╭─ EXCERPT TO READ
An AI cannot be an inventor for a European Patent Application finds the Board of the Appeal in their written decision on J08/20 that has now been published.

The appeal related to two applications filed as part of the Artificial Inventors project, which the applicant (Dr Stephen Thaler) claims relate to inventions made by his artificial intelligence system DABUS.

However, in the decision the Board explains that the EPC requires the designated inventor to be a person with legal capacity, noting that the ordinary meaning of the term inventor is "a person who invented a particular process or device or who invents things as an occupation".

An argument that, in the case that an application relates to an invention without a human inventor the requirement to name the inventor may not apply, found some traction with the Board. However, in that scenario it remains necessary to provide a statement of origin of the right of the applicant to the European Patent. But, in the absence of any legal capacity of an Artificial Intelligence to own and transfer such rights, there is no way in which the rights in the invention could have been transferred from DABUS to Dr Thaler.

In common with similar decisions in other jurisdictions, the decision turns on an interpretation of EP patent law that an inventor must be a human. Indeed, the Board explicitly did not consider the question of whether an AI system is in fact capable of developing an invention without human direction and contribution, as claimed by Dr Thaler.

In further discussion, the Board indicated that it was unaware of any reason that would prevent a user of a device involved in an inventive activity to designate themselves as inventor under European patent law, highlighting that there remains no impediment to patenting inventions resulting from a process involving a human assisted by an AI.

Those following the progress of the DABUS applications will be aware that a similar outcome was reached by the Court of Appeal in the UK, which found that UK patent law requires an inventor to be the person who actually devised the invention and that therefore a machine cannot be an inventor. Further, a recent UK Government consultation on Artificial Intelligence and Intellectual Property concluded that no change was required to UK Patent law to allow for AI inventors, with many respondents believing that AI is not capable of inventing without significant human intervention, whilst also seeking to address any misperceptions that current law prevents the patenting of inventions made with the assistance of AI.
╰─
╭─ MATERIAL PROVIDED
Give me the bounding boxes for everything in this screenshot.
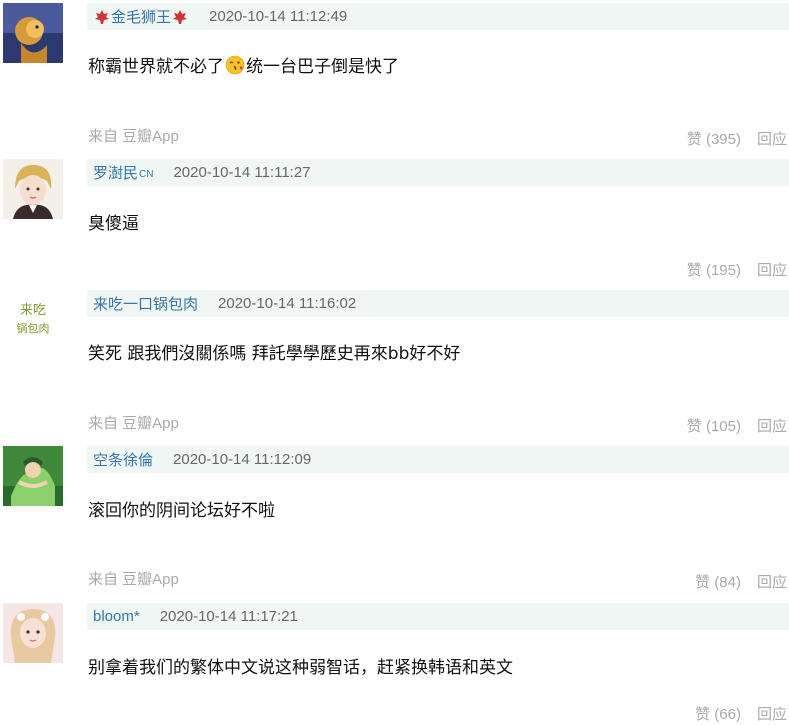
╰─
● WRITTEN REQUEST 1:
According to the DABUS article, what does the EPC require the designated inventor to be?
● WRITTEN REQUEST 2:
Name every body or review in the DABUS article that reached a conclusion on whether an AI can be treated as an inventor.
The lines have nothing to do with the DABUS article.

● TASK RESPONSE 1:
A person with legal capacity.

● TASK RESPONSE 2:
- The Board of Appeal, in its decision on J08/20
- The Court of Appeal in the UK
- The UK Government consultation on Artificial Intelligence and Intellectual Property